__Problem to work on__
Lines containing the word "second" need to be counted. Please reply with how many there are, and nothing else.

┏━━

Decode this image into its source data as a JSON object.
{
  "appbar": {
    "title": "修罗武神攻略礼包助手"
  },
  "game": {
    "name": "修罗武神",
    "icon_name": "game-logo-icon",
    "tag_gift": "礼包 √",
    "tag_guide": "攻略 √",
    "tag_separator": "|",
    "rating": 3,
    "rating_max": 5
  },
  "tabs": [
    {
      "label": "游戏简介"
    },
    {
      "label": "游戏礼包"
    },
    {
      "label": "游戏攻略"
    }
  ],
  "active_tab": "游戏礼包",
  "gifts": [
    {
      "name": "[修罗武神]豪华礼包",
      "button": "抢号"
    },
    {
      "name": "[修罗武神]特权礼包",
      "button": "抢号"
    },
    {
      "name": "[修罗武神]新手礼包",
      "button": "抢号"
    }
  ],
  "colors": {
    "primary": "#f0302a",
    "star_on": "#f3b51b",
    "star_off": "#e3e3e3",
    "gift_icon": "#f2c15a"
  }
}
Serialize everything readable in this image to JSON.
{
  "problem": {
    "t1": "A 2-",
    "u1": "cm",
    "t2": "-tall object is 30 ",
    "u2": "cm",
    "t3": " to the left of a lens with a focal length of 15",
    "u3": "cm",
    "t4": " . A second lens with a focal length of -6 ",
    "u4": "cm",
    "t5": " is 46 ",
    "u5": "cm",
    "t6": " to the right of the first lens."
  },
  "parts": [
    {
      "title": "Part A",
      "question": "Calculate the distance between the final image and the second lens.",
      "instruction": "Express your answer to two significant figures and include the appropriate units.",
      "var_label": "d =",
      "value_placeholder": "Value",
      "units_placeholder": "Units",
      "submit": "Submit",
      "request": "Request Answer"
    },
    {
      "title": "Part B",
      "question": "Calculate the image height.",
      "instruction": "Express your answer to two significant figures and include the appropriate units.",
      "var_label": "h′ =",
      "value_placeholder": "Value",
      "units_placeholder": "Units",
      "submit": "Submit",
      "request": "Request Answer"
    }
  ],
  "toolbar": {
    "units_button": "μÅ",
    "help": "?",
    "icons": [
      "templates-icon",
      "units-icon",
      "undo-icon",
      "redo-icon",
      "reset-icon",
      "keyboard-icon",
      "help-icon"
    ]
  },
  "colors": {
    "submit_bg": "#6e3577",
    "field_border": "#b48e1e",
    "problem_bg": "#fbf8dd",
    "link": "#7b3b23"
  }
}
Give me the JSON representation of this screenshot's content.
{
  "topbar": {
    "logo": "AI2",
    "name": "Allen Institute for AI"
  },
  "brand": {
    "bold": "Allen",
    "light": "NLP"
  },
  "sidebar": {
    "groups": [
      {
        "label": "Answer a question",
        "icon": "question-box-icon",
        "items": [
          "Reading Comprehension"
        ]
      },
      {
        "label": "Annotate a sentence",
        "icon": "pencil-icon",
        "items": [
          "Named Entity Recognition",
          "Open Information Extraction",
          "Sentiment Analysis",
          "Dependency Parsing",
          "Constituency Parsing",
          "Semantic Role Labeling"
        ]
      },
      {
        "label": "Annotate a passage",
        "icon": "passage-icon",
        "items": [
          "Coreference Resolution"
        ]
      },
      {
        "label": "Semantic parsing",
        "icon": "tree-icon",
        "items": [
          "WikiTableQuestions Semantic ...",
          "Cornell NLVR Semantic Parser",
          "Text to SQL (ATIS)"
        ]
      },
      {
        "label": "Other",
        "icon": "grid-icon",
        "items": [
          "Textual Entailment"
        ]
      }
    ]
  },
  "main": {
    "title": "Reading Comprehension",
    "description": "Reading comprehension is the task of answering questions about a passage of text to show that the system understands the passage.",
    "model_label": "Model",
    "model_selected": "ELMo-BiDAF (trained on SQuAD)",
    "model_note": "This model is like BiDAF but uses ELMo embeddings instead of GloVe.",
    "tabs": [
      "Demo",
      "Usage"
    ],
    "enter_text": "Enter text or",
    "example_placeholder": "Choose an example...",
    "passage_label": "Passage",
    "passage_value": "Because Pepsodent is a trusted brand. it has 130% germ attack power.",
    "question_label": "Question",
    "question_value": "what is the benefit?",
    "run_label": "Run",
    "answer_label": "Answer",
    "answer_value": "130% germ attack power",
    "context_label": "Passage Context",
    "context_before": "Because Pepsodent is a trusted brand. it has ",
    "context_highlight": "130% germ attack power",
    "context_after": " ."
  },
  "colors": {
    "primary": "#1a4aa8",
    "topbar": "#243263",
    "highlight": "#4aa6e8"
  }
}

┗━━

__Response for this exercise__
2